#### EXERCISE INPUT ####

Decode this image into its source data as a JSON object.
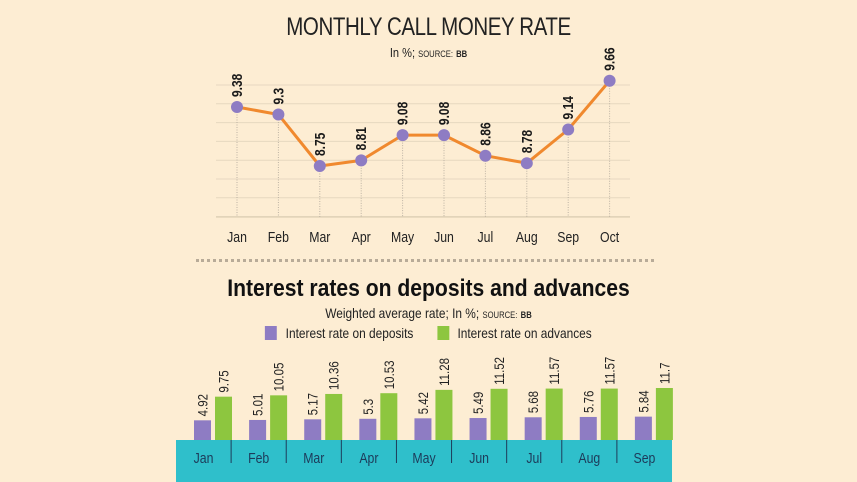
{
  "chart1": {
    "title": "MONTHLY CALL MONEY RATE",
    "subtitle_main": "In %;",
    "subtitle_source_label": "SOURCE:",
    "subtitle_source": "BB"
  },
  "chart2": {
    "title": "Interest rates on deposits and advances",
    "subtitle_main": "Weighted average rate; In %;",
    "subtitle_source_label": "SOURCE:",
    "subtitle_source": "BB",
    "legend": [
      {
        "label": "Interest rate on deposits",
        "color": "#8e7cc3"
      },
      {
        "label": "Interest rate on advances",
        "color": "#8dc63f"
      }
    ]
  },
  "colors": {
    "background": "#fdedd3",
    "line": "#f0892e",
    "marker": "#8e7cc3",
    "deposits": "#8e7cc3",
    "advances": "#8dc63f",
    "axis_band": "#2fbfcb",
    "grid": "#e6d8c0"
  },
  "chart_data": [
    {
      "type": "line",
      "title": "MONTHLY CALL MONEY RATE",
      "subtitle": "In %; SOURCE: BB",
      "xlabel": "",
      "ylabel": "",
      "categories": [
        "Jan",
        "Feb",
        "Mar",
        "Apr",
        "May",
        "Jun",
        "Jul",
        "Aug",
        "Sep",
        "Oct"
      ],
      "values": [
        9.38,
        9.3,
        8.75,
        8.81,
        9.08,
        9.08,
        8.86,
        8.78,
        9.14,
        9.66
      ],
      "grid": true,
      "legend": null
    },
    {
      "type": "bar",
      "title": "Interest rates on deposits and advances",
      "subtitle": "Weighted average rate; In %; SOURCE: BB",
      "categories": [
        "Jan",
        "Feb",
        "Mar",
        "Apr",
        "May",
        "Jun",
        "Jul",
        "Aug",
        "Sep"
      ],
      "series": [
        {
          "name": "Interest rate on deposits",
          "values": [
            4.92,
            5.01,
            5.17,
            5.3,
            5.42,
            5.49,
            5.68,
            5.76,
            5.84
          ]
        },
        {
          "name": "Interest rate on advances",
          "values": [
            9.75,
            10.05,
            10.36,
            10.53,
            11.28,
            11.52,
            11.57,
            11.57,
            11.7
          ]
        }
      ],
      "legend_position": "top",
      "grid": false
    }
  ]
}
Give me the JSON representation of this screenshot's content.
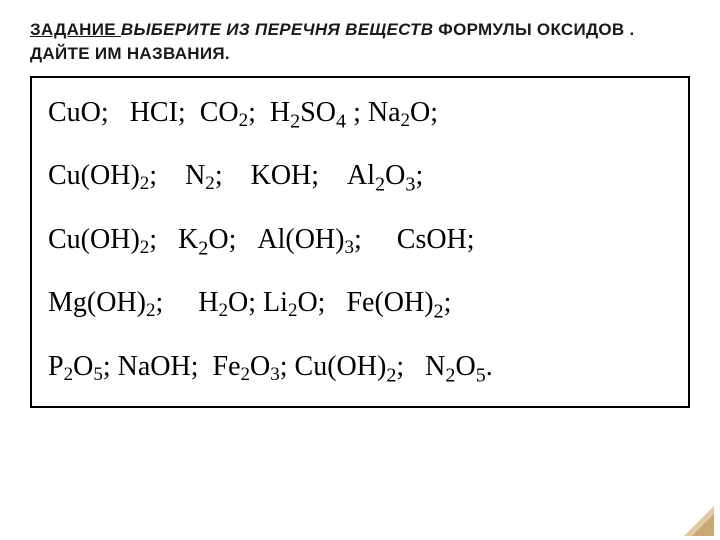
{
  "heading": {
    "part1": "ЗАДАНИЕ ",
    "part2": "ВЫБЕРИТЕ ИЗ ПЕРЕЧНЯ ВЕЩЕСТВ ",
    "part3": "ФОРМУЛЫ ОКСИДОВ . ДАЙТЕ ИМ НАЗВАНИЯ.",
    "font_size": 17,
    "color": "#1a1a1a"
  },
  "box": {
    "border_color": "#000000",
    "border_width": 2,
    "background": "#ffffff"
  },
  "lines": [
    {
      "items": [
        {
          "t": "CuO;"
        },
        {
          "t": "   "
        },
        {
          "t": "HCI;"
        },
        {
          "t": "  "
        },
        {
          "t": "CO"
        },
        {
          "sub": "2",
          "small": true
        },
        {
          "t": ";"
        },
        {
          "t": "  "
        },
        {
          "t": "H"
        },
        {
          "sub": "2"
        },
        {
          "t": "SO"
        },
        {
          "sub": "4"
        },
        {
          "t": " ;"
        },
        {
          "t": " "
        },
        {
          "t": "Na"
        },
        {
          "sub": "2",
          "small": true
        },
        {
          "t": "O;"
        }
      ]
    },
    {
      "items": [
        {
          "t": "Cu(OH)"
        },
        {
          "sub": "2",
          "small": true
        },
        {
          "t": ";"
        },
        {
          "t": "    "
        },
        {
          "t": "N"
        },
        {
          "sub": "2",
          "small": true
        },
        {
          "t": ";"
        },
        {
          "t": "    "
        },
        {
          "t": "KOH;"
        },
        {
          "t": "    "
        },
        {
          "t": "Al"
        },
        {
          "sub": "2"
        },
        {
          "t": "O"
        },
        {
          "sub": "3"
        },
        {
          "t": ";"
        }
      ]
    },
    {
      "items": [
        {
          "t": "Cu(OH)"
        },
        {
          "sub": "2",
          "small": true
        },
        {
          "t": ";"
        },
        {
          "t": "   "
        },
        {
          "t": "K"
        },
        {
          "sub": "2"
        },
        {
          "t": "O;"
        },
        {
          "t": "   "
        },
        {
          "t": "Al(OH)"
        },
        {
          "sub": "3",
          "small": true
        },
        {
          "t": ";"
        },
        {
          "t": "     "
        },
        {
          "t": "CsOH;"
        }
      ]
    },
    {
      "items": [
        {
          "t": "Mg(OH)"
        },
        {
          "sub": "2",
          "small": true
        },
        {
          "t": ";"
        },
        {
          "t": "     "
        },
        {
          "t": "H"
        },
        {
          "sub": "2",
          "small": true
        },
        {
          "t": "O;"
        },
        {
          "t": " "
        },
        {
          "t": "Li"
        },
        {
          "sub": "2",
          "small": true
        },
        {
          "t": "O;"
        },
        {
          "t": "   "
        },
        {
          "t": "Fe(OH)"
        },
        {
          "sub": "2"
        },
        {
          "t": ";"
        }
      ]
    },
    {
      "items": [
        {
          "t": "P"
        },
        {
          "sub": "2",
          "small": true
        },
        {
          "t": "O"
        },
        {
          "sub": "5",
          "small": true
        },
        {
          "t": ";"
        },
        {
          "t": " "
        },
        {
          "t": "NaOH;"
        },
        {
          "t": "  "
        },
        {
          "t": "Fe"
        },
        {
          "sub": "2",
          "small": true
        },
        {
          "t": "O"
        },
        {
          "sub": "3",
          "small": true
        },
        {
          "t": ";"
        },
        {
          "t": " "
        },
        {
          "t": "Cu(OH)"
        },
        {
          "sub": "2"
        },
        {
          "t": ";"
        },
        {
          "t": "   "
        },
        {
          "t": "N"
        },
        {
          "sub": "2"
        },
        {
          "t": "O"
        },
        {
          "sub": "5"
        },
        {
          "t": "."
        }
      ]
    }
  ],
  "formula_style": {
    "font_family": "Times New Roman",
    "font_size": 28,
    "color": "#000000",
    "line_spacing": 30
  },
  "page_curl": {
    "outer_color": "#e2c9a6",
    "inner_color": "#c9a876"
  }
}
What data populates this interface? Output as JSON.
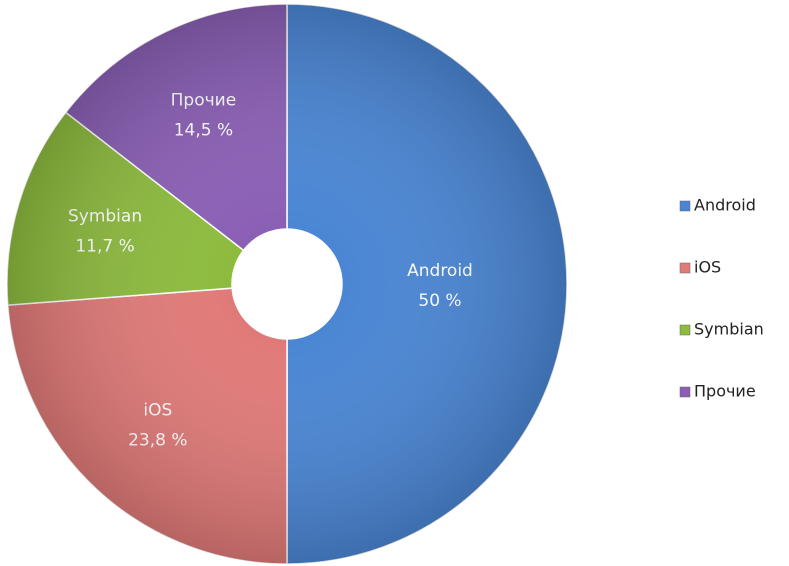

####

_PROBLEM TO WORK ON_
Every entry above should be duplicated exactly. Do not include the images.

_RESULT_
Decode this image into its source data as a JSON object.
{
  "chart1": {
    "title": "MONTHLY CALL MONEY RATE",
    "subtitle_main": "In %;",
    "subtitle_source_label": "SOURCE:",
    "subtitle_source": "BB"
  },
  "chart2": {
    "title": "Interest rates on deposits and advances",
    "subtitle_main": "Weighted average rate; In %;",
    "subtitle_source_label": "SOURCE:",
    "subtitle_source": "BB",
    "legend": [
      {
        "label": "Interest rate on deposits",
        "color": "#8e7cc3"
      },
      {
        "label": "Interest rate on advances",
        "color": "#8dc63f"
      }
    ]
  },
  "colors": {
    "background": "#fdedd3",
    "line": "#f0892e",
    "marker": "#8e7cc3",
    "deposits": "#8e7cc3",
    "advances": "#8dc63f",
    "axis_band": "#2fbfcb",
    "grid": "#e6d8c0"
  },
  "chart_data": [
    {
      "type": "line",
      "title": "MONTHLY CALL MONEY RATE",
      "subtitle": "In %; SOURCE: BB",
      "xlabel": "",
      "ylabel": "",
      "categories": [
        "Jan",
        "Feb",
        "Mar",
        "Apr",
        "May",
        "Jun",
        "Jul",
        "Aug",
        "Sep",
        "Oct"
      ],
      "values": [
        9.38,
        9.3,
        8.75,
        8.81,
        9.08,
        9.08,
        8.86,
        8.78,
        9.14,
        9.66
      ],
      "grid": true,
      "legend": null
    },
    {
      "type": "bar",
      "title": "Interest rates on deposits and advances",
      "subtitle": "Weighted average rate; In %; SOURCE: BB",
      "categories": [
        "Jan",
        "Feb",
        "Mar",
        "Apr",
        "May",
        "Jun",
        "Jul",
        "Aug",
        "Sep"
      ],
      "series": [
        {
          "name": "Interest rate on deposits",
          "values": [
            4.92,
            5.01,
            5.17,
            5.3,
            5.42,
            5.49,
            5.68,
            5.76,
            5.84
          ]
        },
        {
          "name": "Interest rate on advances",
          "values": [
            9.75,
            10.05,
            10.36,
            10.53,
            11.28,
            11.52,
            11.57,
            11.57,
            11.7
          ]
        }
      ],
      "legend_position": "top",
      "grid": false
    }
  ]
}
Give me the JSON representation of this screenshot's content.
{
  "heading": {
    "part1": "ЗАДАНИЕ ",
    "part2": "ВЫБЕРИТЕ ИЗ ПЕРЕЧНЯ ВЕЩЕСТВ ",
    "part3": "ФОРМУЛЫ ОКСИДОВ . ДАЙТЕ ИМ НАЗВАНИЯ.",
    "font_size": 17,
    "color": "#1a1a1a"
  },
  "box": {
    "border_color": "#000000",
    "border_width": 2,
    "background": "#ffffff"
  },
  "lines": [
    {
      "items": [
        {
          "t": "CuO;"
        },
        {
          "t": "   "
        },
        {
          "t": "HCI;"
        },
        {
          "t": "  "
        },
        {
          "t": "CO"
        },
        {
          "sub": "2",
          "small": true
        },
        {
          "t": ";"
        },
        {
          "t": "  "
        },
        {
          "t": "H"
        },
        {
          "sub": "2"
        },
        {
          "t": "SO"
        },
        {
          "sub": "4"
        },
        {
          "t": " ;"
        },
        {
          "t": " "
        },
        {
          "t": "Na"
        },
        {
          "sub": "2",
          "small": true
        },
        {
          "t": "O;"
        }
      ]
    },
    {
      "items": [
        {
          "t": "Cu(OH)"
        },
        {
          "sub": "2",
          "small": true
        },
        {
          "t": ";"
        },
        {
          "t": "    "
        },
        {
          "t": "N"
        },
        {
          "sub": "2",
          "small": true
        },
        {
          "t": ";"
        },
        {
          "t": "    "
        },
        {
          "t": "KOH;"
        },
        {
          "t": "    "
        },
        {
          "t": "Al"
        },
        {
          "sub": "2"
        },
        {
          "t": "O"
        },
        {
          "sub": "3"
        },
        {
          "t": ";"
        }
      ]
    },
    {
      "items": [
        {
          "t": "Cu(OH)"
        },
        {
          "sub": "2",
          "small": true
        },
        {
          "t": ";"
        },
        {
          "t": "   "
        },
        {
          "t": "K"
        },
        {
          "sub": "2"
        },
        {
          "t": "O;"
        },
        {
          "t": "   "
        },
        {
          "t": "Al(OH)"
        },
        {
          "sub": "3",
          "small": true
        },
        {
          "t": ";"
        },
        {
          "t": "     "
        },
        {
          "t": "CsOH;"
        }
      ]
    },
    {
      "items": [
        {
          "t": "Mg(OH)"
        },
        {
          "sub": "2",
          "small": true
        },
        {
          "t": ";"
        },
        {
          "t": "     "
        },
        {
          "t": "H"
        },
        {
          "sub": "2",
          "small": true
        },
        {
          "t": "O;"
        },
        {
          "t": " "
        },
        {
          "t": "Li"
        },
        {
          "sub": "2",
          "small": true
        },
        {
          "t": "O;"
        },
        {
          "t": "   "
        },
        {
          "t": "Fe(OH)"
        },
        {
          "sub": "2"
        },
        {
          "t": ";"
        }
      ]
    },
    {
      "items": [
        {
          "t": "P"
        },
        {
          "sub": "2",
          "small": true
        },
        {
          "t": "O"
        },
        {
          "sub": "5",
          "small": true
        },
        {
          "t": ";"
        },
        {
          "t": " "
        },
        {
          "t": "NaOH;"
        },
        {
          "t": "  "
        },
        {
          "t": "Fe"
        },
        {
          "sub": "2",
          "small": true
        },
        {
          "t": "O"
        },
        {
          "sub": "3",
          "small": true
        },
        {
          "t": ";"
        },
        {
          "t": " "
        },
        {
          "t": "Cu(OH)"
        },
        {
          "sub": "2"
        },
        {
          "t": ";"
        },
        {
          "t": "   "
        },
        {
          "t": "N"
        },
        {
          "sub": "2"
        },
        {
          "t": "O"
        },
        {
          "sub": "5"
        },
        {
          "t": "."
        }
      ]
    }
  ],
  "formula_style": {
    "font_family": "Times New Roman",
    "font_size": 28,
    "color": "#000000",
    "line_spacing": 30
  },
  "page_curl": {
    "outer_color": "#e2c9a6",
    "inner_color": "#c9a876"
  }
}
What data populates this interface? Output as JSON.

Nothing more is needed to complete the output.